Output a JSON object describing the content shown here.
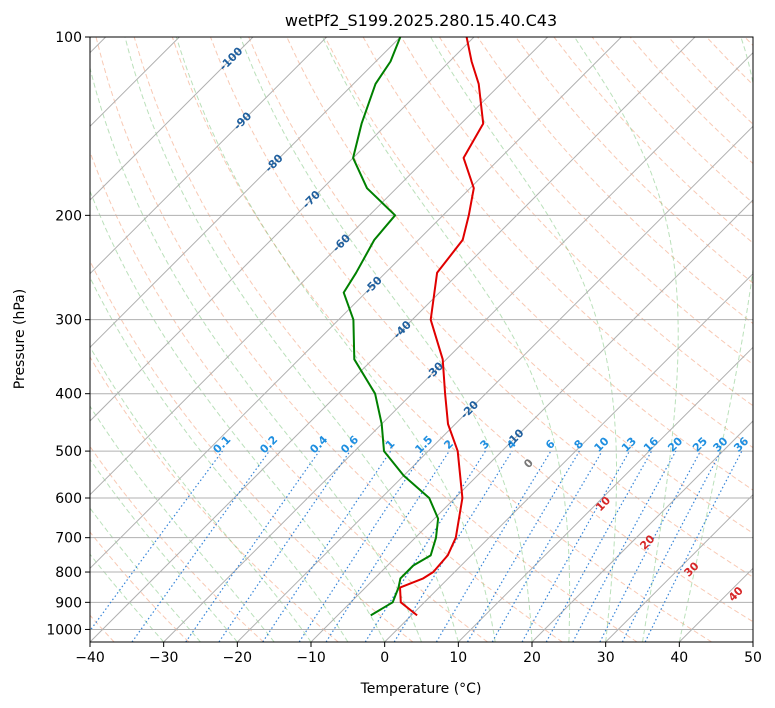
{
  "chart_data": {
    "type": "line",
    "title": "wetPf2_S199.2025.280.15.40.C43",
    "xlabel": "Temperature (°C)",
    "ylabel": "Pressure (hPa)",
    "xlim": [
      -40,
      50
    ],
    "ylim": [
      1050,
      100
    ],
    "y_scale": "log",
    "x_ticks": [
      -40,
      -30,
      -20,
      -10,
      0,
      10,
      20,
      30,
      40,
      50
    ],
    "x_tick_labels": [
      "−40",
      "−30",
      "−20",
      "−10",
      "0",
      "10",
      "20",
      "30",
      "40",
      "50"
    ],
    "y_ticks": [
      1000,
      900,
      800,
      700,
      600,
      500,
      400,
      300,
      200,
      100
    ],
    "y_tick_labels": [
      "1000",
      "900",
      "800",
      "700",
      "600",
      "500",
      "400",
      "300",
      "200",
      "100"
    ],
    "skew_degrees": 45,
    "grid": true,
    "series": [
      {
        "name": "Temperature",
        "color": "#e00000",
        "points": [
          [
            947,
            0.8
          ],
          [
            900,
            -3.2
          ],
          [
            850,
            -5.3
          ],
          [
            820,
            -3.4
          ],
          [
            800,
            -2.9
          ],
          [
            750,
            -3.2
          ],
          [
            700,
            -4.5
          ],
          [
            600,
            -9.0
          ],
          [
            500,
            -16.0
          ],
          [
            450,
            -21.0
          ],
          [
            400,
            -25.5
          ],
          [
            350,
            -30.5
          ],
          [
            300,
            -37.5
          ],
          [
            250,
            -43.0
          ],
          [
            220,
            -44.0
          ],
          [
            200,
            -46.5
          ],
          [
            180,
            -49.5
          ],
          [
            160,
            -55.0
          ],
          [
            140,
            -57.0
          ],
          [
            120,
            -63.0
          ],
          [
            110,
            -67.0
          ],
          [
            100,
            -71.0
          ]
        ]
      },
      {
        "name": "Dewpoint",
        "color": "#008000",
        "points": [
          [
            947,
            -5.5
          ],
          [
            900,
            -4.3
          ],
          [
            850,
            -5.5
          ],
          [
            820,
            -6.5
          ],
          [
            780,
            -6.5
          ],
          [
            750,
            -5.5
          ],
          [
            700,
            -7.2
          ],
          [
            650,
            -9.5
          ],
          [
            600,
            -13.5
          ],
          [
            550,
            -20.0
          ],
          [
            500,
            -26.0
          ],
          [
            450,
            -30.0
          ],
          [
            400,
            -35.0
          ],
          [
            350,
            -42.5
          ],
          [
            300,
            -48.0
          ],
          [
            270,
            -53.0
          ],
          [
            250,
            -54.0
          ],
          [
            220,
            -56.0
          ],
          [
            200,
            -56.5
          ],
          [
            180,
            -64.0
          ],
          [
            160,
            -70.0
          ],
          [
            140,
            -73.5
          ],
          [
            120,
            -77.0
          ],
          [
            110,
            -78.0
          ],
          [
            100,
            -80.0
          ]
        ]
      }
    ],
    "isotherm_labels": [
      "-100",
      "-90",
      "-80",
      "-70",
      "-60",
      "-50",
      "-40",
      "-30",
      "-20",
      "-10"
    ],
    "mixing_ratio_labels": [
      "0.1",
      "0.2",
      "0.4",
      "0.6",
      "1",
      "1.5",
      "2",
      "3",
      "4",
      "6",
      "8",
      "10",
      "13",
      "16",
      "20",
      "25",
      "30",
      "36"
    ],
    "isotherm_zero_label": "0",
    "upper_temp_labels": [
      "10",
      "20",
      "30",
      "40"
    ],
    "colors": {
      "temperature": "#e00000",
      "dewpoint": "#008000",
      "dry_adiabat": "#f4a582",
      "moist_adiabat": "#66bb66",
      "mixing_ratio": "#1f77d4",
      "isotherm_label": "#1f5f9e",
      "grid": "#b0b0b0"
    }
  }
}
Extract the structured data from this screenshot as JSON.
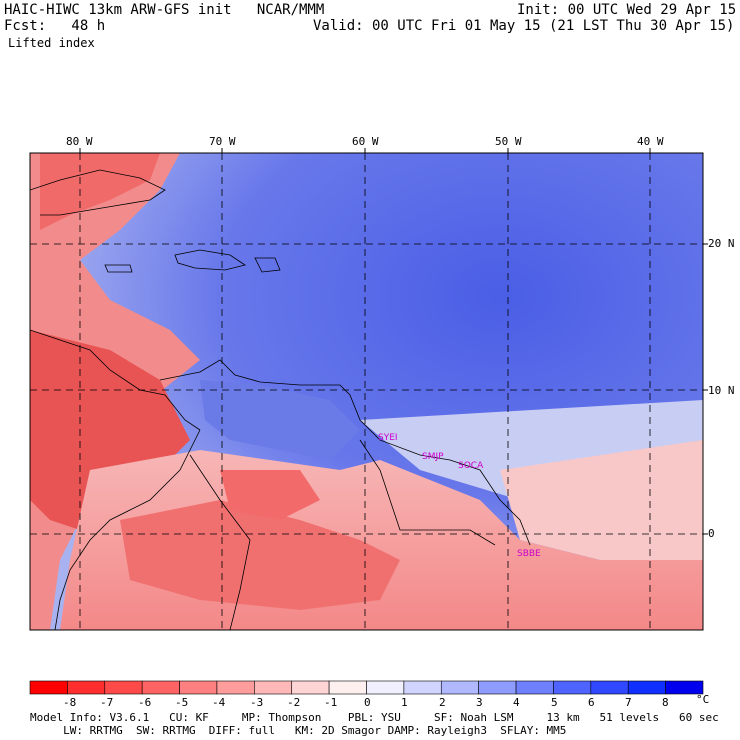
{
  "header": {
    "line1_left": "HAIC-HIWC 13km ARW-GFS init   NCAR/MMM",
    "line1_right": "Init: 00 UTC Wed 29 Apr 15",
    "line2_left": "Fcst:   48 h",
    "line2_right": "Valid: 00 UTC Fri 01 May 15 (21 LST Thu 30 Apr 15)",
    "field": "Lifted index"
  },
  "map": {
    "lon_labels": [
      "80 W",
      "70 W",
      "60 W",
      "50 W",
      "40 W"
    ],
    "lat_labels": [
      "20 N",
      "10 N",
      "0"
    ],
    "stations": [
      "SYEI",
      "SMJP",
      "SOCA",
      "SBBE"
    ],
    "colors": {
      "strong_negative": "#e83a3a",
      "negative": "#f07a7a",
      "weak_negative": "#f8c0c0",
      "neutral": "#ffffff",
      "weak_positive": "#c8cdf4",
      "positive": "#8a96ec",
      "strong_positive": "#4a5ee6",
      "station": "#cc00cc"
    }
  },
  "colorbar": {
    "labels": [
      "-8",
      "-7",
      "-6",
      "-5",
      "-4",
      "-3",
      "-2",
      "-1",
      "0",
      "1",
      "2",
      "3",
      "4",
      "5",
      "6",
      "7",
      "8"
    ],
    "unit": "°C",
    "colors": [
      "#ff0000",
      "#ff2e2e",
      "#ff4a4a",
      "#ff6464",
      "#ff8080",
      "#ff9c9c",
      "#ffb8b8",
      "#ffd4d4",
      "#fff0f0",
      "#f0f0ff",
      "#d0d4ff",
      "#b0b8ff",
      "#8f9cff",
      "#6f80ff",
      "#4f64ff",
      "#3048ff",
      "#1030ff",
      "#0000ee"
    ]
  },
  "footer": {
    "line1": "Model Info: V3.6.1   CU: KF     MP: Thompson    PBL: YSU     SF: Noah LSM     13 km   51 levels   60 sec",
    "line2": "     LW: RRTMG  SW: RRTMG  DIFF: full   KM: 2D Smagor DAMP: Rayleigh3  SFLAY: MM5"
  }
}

● ● ● ● ● ● ●

Task requirements:
Transcribe the records word for word and include no pictures.

Final answer:
Output a JSON object describing the content shown here.
{
  "chart_data": {
    "type": "line",
    "title": "wetPf2_S199.2025.280.15.40.C43",
    "xlabel": "Temperature (°C)",
    "ylabel": "Pressure (hPa)",
    "xlim": [
      -40,
      50
    ],
    "ylim": [
      1050,
      100
    ],
    "y_scale": "log",
    "x_ticks": [
      -40,
      -30,
      -20,
      -10,
      0,
      10,
      20,
      30,
      40,
      50
    ],
    "x_tick_labels": [
      "−40",
      "−30",
      "−20",
      "−10",
      "0",
      "10",
      "20",
      "30",
      "40",
      "50"
    ],
    "y_ticks": [
      1000,
      900,
      800,
      700,
      600,
      500,
      400,
      300,
      200,
      100
    ],
    "y_tick_labels": [
      "1000",
      "900",
      "800",
      "700",
      "600",
      "500",
      "400",
      "300",
      "200",
      "100"
    ],
    "skew_degrees": 45,
    "grid": true,
    "series": [
      {
        "name": "Temperature",
        "color": "#e00000",
        "points": [
          [
            947,
            0.8
          ],
          [
            900,
            -3.2
          ],
          [
            850,
            -5.3
          ],
          [
            820,
            -3.4
          ],
          [
            800,
            -2.9
          ],
          [
            750,
            -3.2
          ],
          [
            700,
            -4.5
          ],
          [
            600,
            -9.0
          ],
          [
            500,
            -16.0
          ],
          [
            450,
            -21.0
          ],
          [
            400,
            -25.5
          ],
          [
            350,
            -30.5
          ],
          [
            300,
            -37.5
          ],
          [
            250,
            -43.0
          ],
          [
            220,
            -44.0
          ],
          [
            200,
            -46.5
          ],
          [
            180,
            -49.5
          ],
          [
            160,
            -55.0
          ],
          [
            140,
            -57.0
          ],
          [
            120,
            -63.0
          ],
          [
            110,
            -67.0
          ],
          [
            100,
            -71.0
          ]
        ]
      },
      {
        "name": "Dewpoint",
        "color": "#008000",
        "points": [
          [
            947,
            -5.5
          ],
          [
            900,
            -4.3
          ],
          [
            850,
            -5.5
          ],
          [
            820,
            -6.5
          ],
          [
            780,
            -6.5
          ],
          [
            750,
            -5.5
          ],
          [
            700,
            -7.2
          ],
          [
            650,
            -9.5
          ],
          [
            600,
            -13.5
          ],
          [
            550,
            -20.0
          ],
          [
            500,
            -26.0
          ],
          [
            450,
            -30.0
          ],
          [
            400,
            -35.0
          ],
          [
            350,
            -42.5
          ],
          [
            300,
            -48.0
          ],
          [
            270,
            -53.0
          ],
          [
            250,
            -54.0
          ],
          [
            220,
            -56.0
          ],
          [
            200,
            -56.5
          ],
          [
            180,
            -64.0
          ],
          [
            160,
            -70.0
          ],
          [
            140,
            -73.5
          ],
          [
            120,
            -77.0
          ],
          [
            110,
            -78.0
          ],
          [
            100,
            -80.0
          ]
        ]
      }
    ],
    "isotherm_labels": [
      "-100",
      "-90",
      "-80",
      "-70",
      "-60",
      "-50",
      "-40",
      "-30",
      "-20",
      "-10"
    ],
    "mixing_ratio_labels": [
      "0.1",
      "0.2",
      "0.4",
      "0.6",
      "1",
      "1.5",
      "2",
      "3",
      "4",
      "6",
      "8",
      "10",
      "13",
      "16",
      "20",
      "25",
      "30",
      "36"
    ],
    "isotherm_zero_label": "0",
    "upper_temp_labels": [
      "10",
      "20",
      "30",
      "40"
    ],
    "colors": {
      "temperature": "#e00000",
      "dewpoint": "#008000",
      "dry_adiabat": "#f4a582",
      "moist_adiabat": "#66bb66",
      "mixing_ratio": "#1f77d4",
      "isotherm_label": "#1f5f9e",
      "grid": "#b0b0b0"
    }
  }
}
Extract the structured data from this screenshot as JSON.
{
  "header": {
    "line1_left": "HAIC-HIWC 13km ARW-GFS init   NCAR/MMM",
    "line1_right": "Init: 00 UTC Wed 29 Apr 15",
    "line2_left": "Fcst:   48 h",
    "line2_right": "Valid: 00 UTC Fri 01 May 15 (21 LST Thu 30 Apr 15)",
    "field": "Lifted index"
  },
  "map": {
    "lon_labels": [
      "80 W",
      "70 W",
      "60 W",
      "50 W",
      "40 W"
    ],
    "lat_labels": [
      "20 N",
      "10 N",
      "0"
    ],
    "stations": [
      "SYEI",
      "SMJP",
      "SOCA",
      "SBBE"
    ],
    "colors": {
      "strong_negative": "#e83a3a",
      "negative": "#f07a7a",
      "weak_negative": "#f8c0c0",
      "neutral": "#ffffff",
      "weak_positive": "#c8cdf4",
      "positive": "#8a96ec",
      "strong_positive": "#4a5ee6",
      "station": "#cc00cc"
    }
  },
  "colorbar": {
    "labels": [
      "-8",
      "-7",
      "-6",
      "-5",
      "-4",
      "-3",
      "-2",
      "-1",
      "0",
      "1",
      "2",
      "3",
      "4",
      "5",
      "6",
      "7",
      "8"
    ],
    "unit": "°C",
    "colors": [
      "#ff0000",
      "#ff2e2e",
      "#ff4a4a",
      "#ff6464",
      "#ff8080",
      "#ff9c9c",
      "#ffb8b8",
      "#ffd4d4",
      "#fff0f0",
      "#f0f0ff",
      "#d0d4ff",
      "#b0b8ff",
      "#8f9cff",
      "#6f80ff",
      "#4f64ff",
      "#3048ff",
      "#1030ff",
      "#0000ee"
    ]
  },
  "footer": {
    "line1": "Model Info: V3.6.1   CU: KF     MP: Thompson    PBL: YSU     SF: Noah LSM     13 km   51 levels   60 sec",
    "line2": "     LW: RRTMG  SW: RRTMG  DIFF: full   KM: 2D Smagor DAMP: Rayleigh3  SFLAY: MM5"
  }
}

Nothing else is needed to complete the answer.